## Given instruction
Read through the records below and copy each line that uses the word "structures".
── Raw data
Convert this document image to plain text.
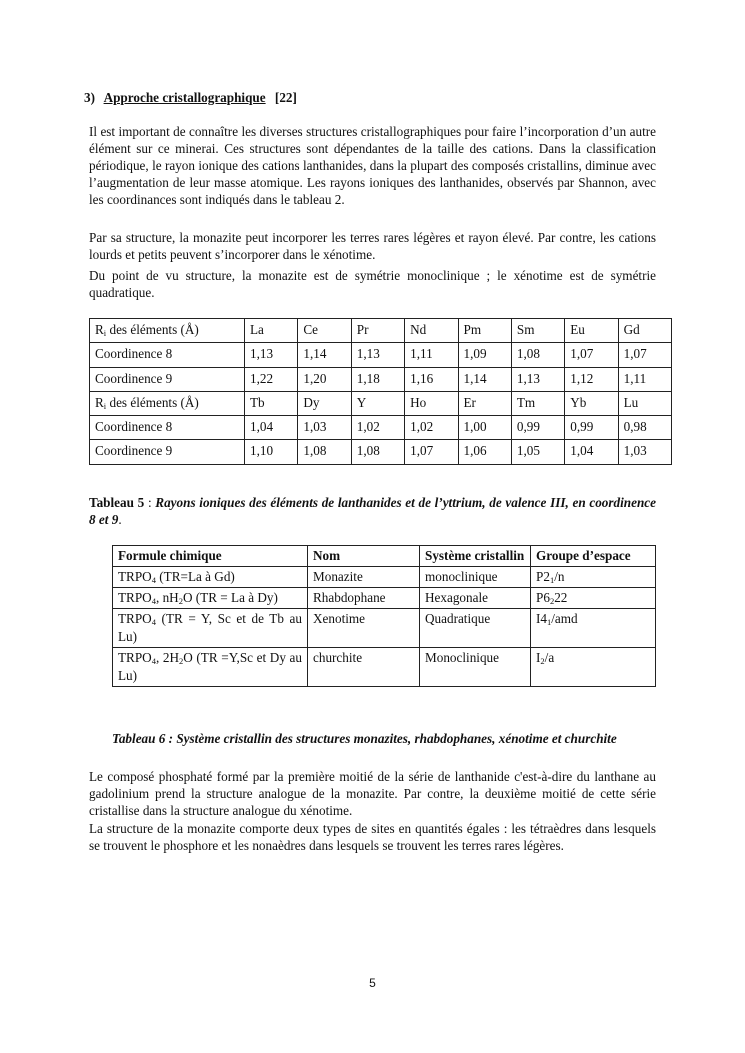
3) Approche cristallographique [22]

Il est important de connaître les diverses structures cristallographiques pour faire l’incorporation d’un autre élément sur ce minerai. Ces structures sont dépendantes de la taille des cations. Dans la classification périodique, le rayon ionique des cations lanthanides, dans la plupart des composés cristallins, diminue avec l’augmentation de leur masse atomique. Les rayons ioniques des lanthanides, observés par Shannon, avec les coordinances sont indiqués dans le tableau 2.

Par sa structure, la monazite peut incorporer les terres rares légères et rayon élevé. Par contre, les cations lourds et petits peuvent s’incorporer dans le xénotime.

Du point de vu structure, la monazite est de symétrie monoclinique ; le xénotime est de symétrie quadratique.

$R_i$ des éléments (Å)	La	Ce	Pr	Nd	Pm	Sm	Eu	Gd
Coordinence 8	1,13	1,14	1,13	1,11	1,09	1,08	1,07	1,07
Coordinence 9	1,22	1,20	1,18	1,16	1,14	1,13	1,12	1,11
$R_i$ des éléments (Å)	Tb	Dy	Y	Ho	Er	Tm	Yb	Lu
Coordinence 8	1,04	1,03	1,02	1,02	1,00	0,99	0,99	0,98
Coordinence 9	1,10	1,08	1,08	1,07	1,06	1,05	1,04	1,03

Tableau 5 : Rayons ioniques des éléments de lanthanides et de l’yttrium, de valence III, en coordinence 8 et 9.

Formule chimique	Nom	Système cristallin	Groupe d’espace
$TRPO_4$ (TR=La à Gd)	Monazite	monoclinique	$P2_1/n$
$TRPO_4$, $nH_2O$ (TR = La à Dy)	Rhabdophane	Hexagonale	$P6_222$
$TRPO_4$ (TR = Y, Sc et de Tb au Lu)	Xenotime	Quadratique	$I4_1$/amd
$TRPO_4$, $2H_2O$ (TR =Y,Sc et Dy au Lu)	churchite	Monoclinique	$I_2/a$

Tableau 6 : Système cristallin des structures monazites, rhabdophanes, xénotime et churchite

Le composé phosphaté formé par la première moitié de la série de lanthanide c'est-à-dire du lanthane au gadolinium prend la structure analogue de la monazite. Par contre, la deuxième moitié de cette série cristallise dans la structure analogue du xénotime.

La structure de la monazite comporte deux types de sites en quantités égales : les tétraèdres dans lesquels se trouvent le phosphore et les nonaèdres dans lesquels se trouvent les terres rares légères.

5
────
## Response for this exercise
Il est important de connaître les diverses structures cristallographiques pour faire l’incorporation d’un autre élément sur ce minerai. Ces structures sont dépendantes de la taille des cations. Dans la classification périodique, le rayon ionique des cations lanthanides, dans la plupart des composés cristallins, diminue avec l’augmentation de leur masse atomique. Les rayons ioniques des lanthanides, observés par Shannon, avec les coordinances sont indiqués dans le tableau 2.
Tableau 6 : Système cristallin des structures monazites, rhabdophanes, xénotime et churchite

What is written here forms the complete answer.